Brano da esaminare:
Fare agricoltura in montagna e allevare le bestie in altura, però, è tutt’altro che semplice. «Il primo elemento di difficoltà è rappresentato dalla pendenza dei prati – spiega De Zaiacomo – perché occorre dotarsi di macchinari speciali per la fienagione che assicurano stabilità e sicurezza nel lavoro, ma che costano il doppio di quelli usati a quote basse, dove i pendii sono più dolci». Per fare il fieno ci vuole più tempo: «In un giorno noi riusciamo a fare un ettaro di fieno, a due o trecento metri di altitudine si può arrivare anche a dieci». Il motivo? Per sfalciare in piano possono utilizzare macchine più grandi. E poi c’è da tener presente che chi lavora in alto deve anche occuparsi di portare più a valle, nelle stalle, il fieno: tempo e soldi che se ne vanno. Altra cosa: «Dobbiamo falciare superfici più ampie, perché i prati in alta montagna rendono di meno, dal punto di vista quantitativo» ricorda il referente. 

La richiesta? Che la politica riconosca le differenze

Nonostante le difficoltà, per i produttori del Presidio resistere in alta montagna è importante. Da un punto di vista qualitativo, ad esempio, il latte non ha paragoni: «In un metro quadrato dei nostri prati stabili ci sono un centinaio di essenze arboree diverse, rispetto alle quindici di un prato a bassa quota. Noi ci difendiamo con la qualità organolettica e nutrizionale di questo latte – rivendica – ma sfalciare i prati e fare il fieno non è un vantaggio solo per noi: genera benefici per il turismo, perché un prato sfalciato e un territorio curati sono belli e rendono più gradevole il paesaggio. I prati permanenti curati e gestiti dagli allevatori locali, inoltre, contribuiscono a contrastare il dissesto idrogeologico e le slavine», un aspetto non trascurabile in un luogo come Livinallongo, in cui persino il nome, in ladino, richiama a una valle lunga con pendii ripidi, soggetti a slavine.

«Noi vorremmo che le differenze siano riconosciute, cosa che oggi non accade – prosegue De Zaiacomo –. La Regione Veneto considera montano l’intero territorio provinciale di Belluno, indipendentemente dall’altitudine, e questo fa sì che le indennità compensative riconosciute a noi, che stiamo a quote alte, siano di poco superiori a quelle erogate a chi lavora in basso. Ma i costi in alta montagna sono molto più alti e le condizioni di lavoro più dure». Così, spiega, solo il 5% delle aziende che producono latte in provincia di Belluno lavora quotidianamente in queste condizioni e molti agricoltori, in inverno, devono avere un secondo lavoro: le risorse dell’allevamento, semplicemente, non sono sufficienti.

I dati:
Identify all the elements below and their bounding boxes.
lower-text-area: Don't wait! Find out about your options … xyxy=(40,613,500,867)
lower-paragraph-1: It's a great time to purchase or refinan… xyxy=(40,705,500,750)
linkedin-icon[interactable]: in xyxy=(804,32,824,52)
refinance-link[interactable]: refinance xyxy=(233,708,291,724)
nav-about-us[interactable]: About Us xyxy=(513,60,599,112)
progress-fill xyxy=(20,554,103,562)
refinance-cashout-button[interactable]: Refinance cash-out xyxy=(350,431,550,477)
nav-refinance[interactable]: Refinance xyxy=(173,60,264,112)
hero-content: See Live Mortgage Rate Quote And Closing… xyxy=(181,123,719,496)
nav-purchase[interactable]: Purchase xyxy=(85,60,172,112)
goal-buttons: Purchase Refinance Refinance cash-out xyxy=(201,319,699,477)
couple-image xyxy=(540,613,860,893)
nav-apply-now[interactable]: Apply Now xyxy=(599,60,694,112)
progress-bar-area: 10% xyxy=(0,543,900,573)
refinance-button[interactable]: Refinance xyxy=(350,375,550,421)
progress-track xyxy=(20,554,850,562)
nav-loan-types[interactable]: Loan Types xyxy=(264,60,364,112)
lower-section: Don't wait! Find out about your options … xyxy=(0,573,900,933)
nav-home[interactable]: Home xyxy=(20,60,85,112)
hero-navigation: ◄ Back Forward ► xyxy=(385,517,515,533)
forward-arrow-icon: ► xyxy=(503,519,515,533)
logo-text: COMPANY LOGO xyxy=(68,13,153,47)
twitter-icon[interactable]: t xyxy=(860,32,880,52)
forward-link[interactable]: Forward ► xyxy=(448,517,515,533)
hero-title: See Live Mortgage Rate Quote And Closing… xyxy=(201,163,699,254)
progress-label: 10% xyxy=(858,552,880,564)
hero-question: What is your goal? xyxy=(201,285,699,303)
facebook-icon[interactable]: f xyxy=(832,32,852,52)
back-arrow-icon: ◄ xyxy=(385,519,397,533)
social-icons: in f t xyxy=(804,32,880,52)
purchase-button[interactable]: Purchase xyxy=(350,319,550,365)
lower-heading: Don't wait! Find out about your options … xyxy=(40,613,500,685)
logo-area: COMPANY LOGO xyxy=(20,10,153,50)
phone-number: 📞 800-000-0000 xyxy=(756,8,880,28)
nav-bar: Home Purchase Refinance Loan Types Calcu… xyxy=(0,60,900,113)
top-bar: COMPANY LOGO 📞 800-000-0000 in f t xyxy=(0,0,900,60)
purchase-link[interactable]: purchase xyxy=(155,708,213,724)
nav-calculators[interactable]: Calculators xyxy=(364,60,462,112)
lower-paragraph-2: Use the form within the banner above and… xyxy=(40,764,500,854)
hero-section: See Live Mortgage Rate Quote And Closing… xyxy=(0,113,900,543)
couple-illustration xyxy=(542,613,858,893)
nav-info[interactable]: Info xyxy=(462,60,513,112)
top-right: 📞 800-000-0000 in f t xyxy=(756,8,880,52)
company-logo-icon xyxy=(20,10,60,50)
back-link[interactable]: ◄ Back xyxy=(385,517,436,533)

Domande di studio:
[A] Nel paragrafo del brano sull'allevamento in alta montagna che inizia con «Fare agricoltura in montagna», quali difficoltà del lavoro in quota vengono indicate? Elencale tutte.
[B] Scrivi il seguito del brano sull'allevamento in alta montagna, partendo dopo la sua ultima frase.
L'elenco non ha alcun legame con il brano.

Soluzioni:
[A]
- La pendenza dei prati, che richiede macchinari speciali per la fienagione che costano il doppio di quelli usati a quote basse.
- Il tempo maggiore necessario per fare il fieno: un ettaro al giorno, contro i dieci possibili a due o trecento metri di altitudine.
- Il dover portare il fieno più a valle, nelle stalle, con perdita di tempo e soldi.
- Il dover falciare superfici più ampie, perché i prati in alta montagna rendono di meno dal punto di vista quantitativo.

[B]
«Geneticamente abbiamo ereditato dai nonni l’attaccamento alla terraconclude De Zaiacomo –. Non vogliamo andare via, vogliamo vivere qua e vogliamo che anche i nostri figli e nipoti possano farlo. Ma non è possibile che in inverno i contadini delle terre alte debbano cercarsi altri lavori per mettere insieme un reddito che consenta loro di vivere. Oggi sono costretti a lavorare negli impianti di risalita o a sgombrare la neve, ma avere due impieghi così diversi non consente di lavorare bene con gli animali: va difesa la dignità del contadino, perché se muoiono i contadini muore la montagna».

Il fodóm, più di un formaggio

La Latteria cooperativa di Livinallongo produce vari formaggi, ma il fodóm – fatto con latte crudo di vacche brune alpine e pezzate rosse – è la tipologia tradizionale che da sempre si produce in questa valle. Al latte, scaldato a 36,5 gradi, viene aggiunto il latte-innesto autoprodotto e il caglio di vitello. Dopo mezz’ora di riposo avviene la rottura della cagliata, in diverse fasi e a dimensioni via via sempre più fini. Quindi la cottura, la raccolta in un telo di lino e la pressatura, con tanto di applicazione della placca con la scritta Fodóm. Poi la salamoia e infine il via alla stagionatura, che può durare tre o quattro mesi. Le forme in commercio si presentano con diametro tra i 30 e i 35 cm, spessore di 7-8 cm e peso di circa 5 kg. 

Il Presidio Slow Food intende promuovere le produzioni casearie della valle, dando loro il giusto valore, sostenendo così allevatori e casari. L’obiettivo principale è avviare una produzione di fodóm fatto con il latte crudo estivo, ottenuto in alpeggio, da affiancare a quello che si ottiene nel resto dell’anno con i fieni dei prati stabili locali.